Records
*-*-*
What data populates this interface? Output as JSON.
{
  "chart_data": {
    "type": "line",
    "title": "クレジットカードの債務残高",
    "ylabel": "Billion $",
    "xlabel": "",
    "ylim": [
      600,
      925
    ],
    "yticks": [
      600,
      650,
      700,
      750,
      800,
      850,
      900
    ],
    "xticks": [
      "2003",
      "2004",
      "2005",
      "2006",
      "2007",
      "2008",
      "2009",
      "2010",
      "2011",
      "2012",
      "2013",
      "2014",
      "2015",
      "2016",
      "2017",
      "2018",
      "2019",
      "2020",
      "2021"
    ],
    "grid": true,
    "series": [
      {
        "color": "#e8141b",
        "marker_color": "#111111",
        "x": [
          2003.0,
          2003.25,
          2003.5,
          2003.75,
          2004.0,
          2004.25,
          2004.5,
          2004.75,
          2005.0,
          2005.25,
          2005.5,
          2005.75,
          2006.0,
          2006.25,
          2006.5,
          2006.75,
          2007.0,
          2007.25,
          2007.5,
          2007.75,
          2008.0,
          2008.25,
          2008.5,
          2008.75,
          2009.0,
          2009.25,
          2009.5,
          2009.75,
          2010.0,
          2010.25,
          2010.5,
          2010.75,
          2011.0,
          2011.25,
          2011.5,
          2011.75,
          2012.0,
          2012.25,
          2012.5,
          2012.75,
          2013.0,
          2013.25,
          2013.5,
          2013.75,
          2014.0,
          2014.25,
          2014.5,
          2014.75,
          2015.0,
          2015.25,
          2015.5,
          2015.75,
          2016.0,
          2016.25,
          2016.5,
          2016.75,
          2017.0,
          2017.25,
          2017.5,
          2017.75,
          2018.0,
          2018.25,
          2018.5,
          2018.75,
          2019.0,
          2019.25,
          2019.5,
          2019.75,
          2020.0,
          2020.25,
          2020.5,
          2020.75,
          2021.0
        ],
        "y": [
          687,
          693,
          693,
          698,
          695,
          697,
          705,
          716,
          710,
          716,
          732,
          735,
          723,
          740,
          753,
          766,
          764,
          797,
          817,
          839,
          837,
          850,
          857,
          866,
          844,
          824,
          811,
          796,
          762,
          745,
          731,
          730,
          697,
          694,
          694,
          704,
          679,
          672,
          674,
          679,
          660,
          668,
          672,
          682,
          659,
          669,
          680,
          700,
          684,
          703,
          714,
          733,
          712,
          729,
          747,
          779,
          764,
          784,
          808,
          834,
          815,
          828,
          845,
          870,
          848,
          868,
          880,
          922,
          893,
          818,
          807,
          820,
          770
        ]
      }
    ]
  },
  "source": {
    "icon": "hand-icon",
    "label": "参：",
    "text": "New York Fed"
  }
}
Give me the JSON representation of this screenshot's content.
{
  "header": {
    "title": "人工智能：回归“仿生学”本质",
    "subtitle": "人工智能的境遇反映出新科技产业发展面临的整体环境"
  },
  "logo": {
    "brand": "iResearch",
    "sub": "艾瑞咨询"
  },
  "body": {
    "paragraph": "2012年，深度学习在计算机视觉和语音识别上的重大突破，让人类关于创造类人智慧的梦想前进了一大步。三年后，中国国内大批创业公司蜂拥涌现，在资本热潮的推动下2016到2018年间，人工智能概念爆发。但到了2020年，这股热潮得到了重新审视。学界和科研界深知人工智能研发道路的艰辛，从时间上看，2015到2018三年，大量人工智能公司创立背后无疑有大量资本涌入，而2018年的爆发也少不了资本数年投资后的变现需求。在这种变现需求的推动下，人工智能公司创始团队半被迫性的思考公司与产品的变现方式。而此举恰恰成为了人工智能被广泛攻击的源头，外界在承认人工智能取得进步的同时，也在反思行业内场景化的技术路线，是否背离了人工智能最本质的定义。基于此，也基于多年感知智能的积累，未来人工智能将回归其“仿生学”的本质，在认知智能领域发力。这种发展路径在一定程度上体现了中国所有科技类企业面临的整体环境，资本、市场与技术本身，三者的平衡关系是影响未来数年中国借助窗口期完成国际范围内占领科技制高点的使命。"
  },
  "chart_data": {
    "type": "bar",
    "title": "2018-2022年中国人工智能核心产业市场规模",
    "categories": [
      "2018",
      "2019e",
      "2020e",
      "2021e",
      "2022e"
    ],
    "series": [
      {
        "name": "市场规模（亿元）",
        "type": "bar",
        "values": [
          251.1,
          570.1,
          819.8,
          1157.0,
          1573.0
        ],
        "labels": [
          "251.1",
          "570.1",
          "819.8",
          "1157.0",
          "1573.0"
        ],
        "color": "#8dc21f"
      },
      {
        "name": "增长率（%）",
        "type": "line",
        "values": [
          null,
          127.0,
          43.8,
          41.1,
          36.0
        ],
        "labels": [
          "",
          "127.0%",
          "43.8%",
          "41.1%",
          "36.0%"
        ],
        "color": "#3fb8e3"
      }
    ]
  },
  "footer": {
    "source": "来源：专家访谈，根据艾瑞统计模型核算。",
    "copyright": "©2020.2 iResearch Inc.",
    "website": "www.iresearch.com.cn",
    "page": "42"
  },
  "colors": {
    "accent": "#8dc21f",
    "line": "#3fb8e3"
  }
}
*-*-*
* _EXERCISE_: Where a line in the entries holds the word "this", copy that line.

* _TASK OUTPUT_:
What data populates this interface? Output as JSON.
Give me the JSON representation of this screenshot's content.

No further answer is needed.